(Page content transcription data)
Segment Open
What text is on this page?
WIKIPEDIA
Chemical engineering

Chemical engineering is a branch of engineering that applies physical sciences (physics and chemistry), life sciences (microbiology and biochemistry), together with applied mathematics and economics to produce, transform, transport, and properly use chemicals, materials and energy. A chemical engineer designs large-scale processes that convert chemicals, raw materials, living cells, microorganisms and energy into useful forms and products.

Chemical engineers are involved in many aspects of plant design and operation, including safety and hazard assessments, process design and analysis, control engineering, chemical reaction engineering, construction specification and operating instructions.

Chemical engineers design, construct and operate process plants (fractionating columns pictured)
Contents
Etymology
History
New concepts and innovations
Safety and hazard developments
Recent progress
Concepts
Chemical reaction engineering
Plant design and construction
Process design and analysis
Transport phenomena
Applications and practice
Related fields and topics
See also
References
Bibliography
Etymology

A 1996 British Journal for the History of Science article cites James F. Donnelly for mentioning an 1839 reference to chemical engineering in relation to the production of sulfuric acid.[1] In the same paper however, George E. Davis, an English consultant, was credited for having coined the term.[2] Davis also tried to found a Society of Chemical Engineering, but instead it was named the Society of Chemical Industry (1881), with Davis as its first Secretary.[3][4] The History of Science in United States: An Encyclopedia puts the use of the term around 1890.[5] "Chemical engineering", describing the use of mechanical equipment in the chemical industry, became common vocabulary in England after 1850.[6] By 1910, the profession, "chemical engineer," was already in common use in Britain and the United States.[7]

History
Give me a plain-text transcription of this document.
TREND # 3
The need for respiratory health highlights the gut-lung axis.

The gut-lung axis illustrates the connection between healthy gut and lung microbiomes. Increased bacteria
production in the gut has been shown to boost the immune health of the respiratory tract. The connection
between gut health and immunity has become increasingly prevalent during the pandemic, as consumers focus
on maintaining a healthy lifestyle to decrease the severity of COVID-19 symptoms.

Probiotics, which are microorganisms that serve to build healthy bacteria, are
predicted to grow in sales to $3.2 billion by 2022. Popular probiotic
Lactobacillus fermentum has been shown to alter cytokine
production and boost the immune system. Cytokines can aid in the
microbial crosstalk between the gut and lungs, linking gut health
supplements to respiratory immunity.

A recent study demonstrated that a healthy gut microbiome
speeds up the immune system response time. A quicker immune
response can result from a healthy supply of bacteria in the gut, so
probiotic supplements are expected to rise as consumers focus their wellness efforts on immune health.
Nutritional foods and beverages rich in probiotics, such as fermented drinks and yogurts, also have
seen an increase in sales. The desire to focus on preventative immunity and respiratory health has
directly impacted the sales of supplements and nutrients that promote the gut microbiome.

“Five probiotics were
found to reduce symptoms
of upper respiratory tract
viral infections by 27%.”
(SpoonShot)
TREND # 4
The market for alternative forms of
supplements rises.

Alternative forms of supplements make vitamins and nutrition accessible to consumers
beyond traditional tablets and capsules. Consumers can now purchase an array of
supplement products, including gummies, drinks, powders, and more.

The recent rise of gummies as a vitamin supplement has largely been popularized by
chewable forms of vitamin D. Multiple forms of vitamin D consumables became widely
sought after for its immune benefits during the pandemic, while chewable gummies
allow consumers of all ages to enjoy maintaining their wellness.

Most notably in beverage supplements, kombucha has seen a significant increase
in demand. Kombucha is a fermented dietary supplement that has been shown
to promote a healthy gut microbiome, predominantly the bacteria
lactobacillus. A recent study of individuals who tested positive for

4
Segment Closed
- Exercise prompt:
The records above must be printed again in full, exactly as written.

- Answer to this task:
What text is on this page?
WIKIPEDIA
Chemical engineering

Chemical engineering is a branch of engineering that applies physical sciences (physics and chemistry), life sciences (microbiology and biochemistry), together with applied mathematics and economics to produce, transform, transport, and properly use chemicals, materials and energy. A chemical engineer designs large-scale processes that convert chemicals, raw materials, living cells, microorganisms and energy into useful forms and products.

Chemical engineers are involved in many aspects of plant design and operation, including safety and hazard assessments, process design and analysis, control engineering, chemical reaction engineering, construction specification and operating instructions.

Chemical engineers design, construct and operate process plants (fractionating columns pictured)
Contents
Etymology
History
New concepts and innovations
Safety and hazard developments
Recent progress
Concepts
Chemical reaction engineering
Plant design and construction
Process design and analysis
Transport phenomena
Applications and practice
Related fields and topics
See also
References
Bibliography
Etymology

A 1996 British Journal for the History of Science article cites James F. Donnelly for mentioning an 1839 reference to chemical engineering in relation to the production of sulfuric acid.[1] In the same paper however, George E. Davis, an English consultant, was credited for having coined the term.[2] Davis also tried to found a Society of Chemical Engineering, but instead it was named the Society of Chemical Industry (1881), with Davis as its first Secretary.[3][4] The History of Science in United States: An Encyclopedia puts the use of the term around 1890.[5] "Chemical engineering", describing the use of mechanical equipment in the chemical industry, became common vocabulary in England after 1850.[6] By 1910, the profession, "chemical engineer," was already in common use in Britain and the United States.[7]

History
Give me a plain-text transcription of this document.
TREND # 3
The need for respiratory health highlights the gut-lung axis.

The gut-lung axis illustrates the connection between healthy gut and lung microbiomes. Increased bacteria
production in the gut has been shown to boost the immune health of the respiratory tract. The connection
between gut health and immunity has become increasingly prevalent during the pandemic, as consumers focus
on maintaining a healthy lifestyle to decrease the severity of COVID-19 symptoms.

Probiotics, which are microorganisms that serve to build healthy bacteria, are
predicted to grow in sales to $3.2 billion by 2022. Popular probiotic
Lactobacillus fermentum has been shown to alter cytokine
production and boost the immune system. Cytokines can aid in the
microbial crosstalk between the gut and lungs, linking gut health
supplements to respiratory immunity.

A recent study demonstrated that a healthy gut microbiome
speeds up the immune system response time. A quicker immune
response can result from a healthy supply of bacteria in the gut, so
probiotic supplements are expected to rise as consumers focus their wellness efforts on immune health.
Nutritional foods and beverages rich in probiotics, such as fermented drinks and yogurts, also have
seen an increase in sales. The desire to focus on preventative immunity and respiratory health has
directly impacted the sales of supplements and nutrients that promote the gut microbiome.

“Five probiotics were
found to reduce symptoms
of upper respiratory tract
viral infections by 27%.”
(SpoonShot)
TREND # 4
The market for alternative forms of
supplements rises.

Alternative forms of supplements make vitamins and nutrition accessible to consumers
beyond traditional tablets and capsules. Consumers can now purchase an array of
supplement products, including gummies, drinks, powders, and more.

The recent rise of gummies as a vitamin supplement has largely been popularized by
chewable forms of vitamin D. Multiple forms of vitamin D consumables became widely
sought after for its immune benefits during the pandemic, while chewable gummies
allow consumers of all ages to enjoy maintaining their wellness.

Most notably in beverage supplements, kombucha has seen a significant increase
in demand. Kombucha is a fermented dietary supplement that has been shown
to promote a healthy gut microbiome, predominantly the bacteria
lactobacillus. A recent study of individuals who tested positive for

4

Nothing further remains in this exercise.